(SET EXERCISE):
Take down each entry exactly as written.

(ROWS):
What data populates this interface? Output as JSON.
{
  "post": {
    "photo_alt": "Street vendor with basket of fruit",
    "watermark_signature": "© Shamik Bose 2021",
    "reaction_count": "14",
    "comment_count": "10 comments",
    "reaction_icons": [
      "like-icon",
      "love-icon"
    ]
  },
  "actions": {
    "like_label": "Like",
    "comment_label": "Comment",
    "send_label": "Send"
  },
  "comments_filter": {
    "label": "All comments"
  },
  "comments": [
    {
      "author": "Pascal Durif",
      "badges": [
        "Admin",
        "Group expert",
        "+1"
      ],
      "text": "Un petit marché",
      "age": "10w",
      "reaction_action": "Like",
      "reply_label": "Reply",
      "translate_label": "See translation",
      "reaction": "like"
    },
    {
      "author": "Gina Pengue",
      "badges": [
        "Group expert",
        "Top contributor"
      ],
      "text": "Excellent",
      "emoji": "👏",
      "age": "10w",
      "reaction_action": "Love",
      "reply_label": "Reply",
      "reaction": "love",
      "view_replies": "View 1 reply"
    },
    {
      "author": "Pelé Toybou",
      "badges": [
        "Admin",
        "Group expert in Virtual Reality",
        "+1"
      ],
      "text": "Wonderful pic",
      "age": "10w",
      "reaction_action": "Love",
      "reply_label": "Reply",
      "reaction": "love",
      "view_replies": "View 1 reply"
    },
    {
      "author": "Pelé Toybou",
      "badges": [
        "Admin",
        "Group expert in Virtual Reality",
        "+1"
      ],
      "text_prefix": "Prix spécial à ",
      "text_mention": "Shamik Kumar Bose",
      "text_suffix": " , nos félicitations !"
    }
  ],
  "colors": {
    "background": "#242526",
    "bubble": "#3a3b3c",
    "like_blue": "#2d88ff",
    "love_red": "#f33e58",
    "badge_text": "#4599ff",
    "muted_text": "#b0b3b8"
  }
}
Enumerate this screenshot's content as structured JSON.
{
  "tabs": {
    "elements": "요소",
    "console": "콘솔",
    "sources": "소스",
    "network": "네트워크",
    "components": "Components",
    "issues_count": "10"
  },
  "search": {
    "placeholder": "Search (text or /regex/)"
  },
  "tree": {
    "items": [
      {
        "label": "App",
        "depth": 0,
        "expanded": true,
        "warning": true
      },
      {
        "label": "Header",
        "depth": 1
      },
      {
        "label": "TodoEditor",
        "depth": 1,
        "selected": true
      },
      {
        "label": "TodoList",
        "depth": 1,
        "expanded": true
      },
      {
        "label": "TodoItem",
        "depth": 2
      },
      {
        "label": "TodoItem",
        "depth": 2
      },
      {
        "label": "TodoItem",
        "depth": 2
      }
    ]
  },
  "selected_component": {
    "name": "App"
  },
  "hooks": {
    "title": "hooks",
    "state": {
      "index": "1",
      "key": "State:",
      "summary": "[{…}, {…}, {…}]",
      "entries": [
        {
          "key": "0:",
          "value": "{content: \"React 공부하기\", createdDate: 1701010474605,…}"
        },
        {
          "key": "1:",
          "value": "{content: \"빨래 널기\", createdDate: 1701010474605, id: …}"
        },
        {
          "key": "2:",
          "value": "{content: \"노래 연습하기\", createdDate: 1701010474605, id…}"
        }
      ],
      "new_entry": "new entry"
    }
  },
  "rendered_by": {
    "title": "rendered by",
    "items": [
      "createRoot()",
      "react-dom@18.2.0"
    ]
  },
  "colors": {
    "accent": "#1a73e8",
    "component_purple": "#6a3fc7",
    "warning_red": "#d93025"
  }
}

(RESULT OF THE TASK):
What data populates this interface? Output as JSON.
{
  "post": {
    "photo_alt": "Street vendor with basket of fruit",
    "watermark_signature": "© Shamik Bose 2021",
    "reaction_count": "14",
    "comment_count": "10 comments",
    "reaction_icons": [
      "like-icon",
      "love-icon"
    ]
  },
  "actions": {
    "like_label": "Like",
    "comment_label": "Comment",
    "send_label": "Send"
  },
  "comments_filter": {
    "label": "All comments"
  },
  "comments": [
    {
      "author": "Pascal Durif",
      "badges": [
        "Admin",
        "Group expert",
        "+1"
      ],
      "text": "Un petit marché",
      "age": "10w",
      "reaction_action": "Like",
      "reply_label": "Reply",
      "translate_label": "See translation",
      "reaction": "like"
    },
    {
      "author": "Gina Pengue",
      "badges": [
        "Group expert",
        "Top contributor"
      ],
      "text": "Excellent",
      "emoji": "👏",
      "age": "10w",
      "reaction_action": "Love",
      "reply_label": "Reply",
      "reaction": "love",
      "view_replies": "View 1 reply"
    },
    {
      "author": "Pelé Toybou",
      "badges": [
        "Admin",
        "Group expert in Virtual Reality",
        "+1"
      ],
      "text": "Wonderful pic",
      "age": "10w",
      "reaction_action": "Love",
      "reply_label": "Reply",
      "reaction": "love",
      "view_replies": "View 1 reply"
    },
    {
      "author": "Pelé Toybou",
      "badges": [
        "Admin",
        "Group expert in Virtual Reality",
        "+1"
      ],
      "text_prefix": "Prix spécial à ",
      "text_mention": "Shamik Kumar Bose",
      "text_suffix": " , nos félicitations !"
    }
  ],
  "colors": {
    "background": "#242526",
    "bubble": "#3a3b3c",
    "like_blue": "#2d88ff",
    "love_red": "#f33e58",
    "badge_text": "#4599ff",
    "muted_text": "#b0b3b8"
  }
}
Enumerate this screenshot's content as structured JSON.
{
  "tabs": {
    "elements": "요소",
    "console": "콘솔",
    "sources": "소스",
    "network": "네트워크",
    "components": "Components",
    "issues_count": "10"
  },
  "search": {
    "placeholder": "Search (text or /regex/)"
  },
  "tree": {
    "items": [
      {
        "label": "App",
        "depth": 0,
        "expanded": true,
        "warning": true
      },
      {
        "label": "Header",
        "depth": 1
      },
      {
        "label": "TodoEditor",
        "depth": 1,
        "selected": true
      },
      {
        "label": "TodoList",
        "depth": 1,
        "expanded": true
      },
      {
        "label": "TodoItem",
        "depth": 2
      },
      {
        "label": "TodoItem",
        "depth": 2
      },
      {
        "label": "TodoItem",
        "depth": 2
      }
    ]
  },
  "selected_component": {
    "name": "App"
  },
  "hooks": {
    "title": "hooks",
    "state": {
      "index": "1",
      "key": "State:",
      "summary": "[{…}, {…}, {…}]",
      "entries": [
        {
          "key": "0:",
          "value": "{content: \"React 공부하기\", createdDate: 1701010474605,…}"
        },
        {
          "key": "1:",
          "value": "{content: \"빨래 널기\", createdDate: 1701010474605, id: …}"
        },
        {
          "key": "2:",
          "value": "{content: \"노래 연습하기\", createdDate: 1701010474605, id…}"
        }
      ],
      "new_entry": "new entry"
    }
  },
  "rendered_by": {
    "title": "rendered by",
    "items": [
      "createRoot()",
      "react-dom@18.2.0"
    ]
  },
  "colors": {
    "accent": "#1a73e8",
    "component_purple": "#6a3fc7",
    "warning_red": "#d93025"
  }
}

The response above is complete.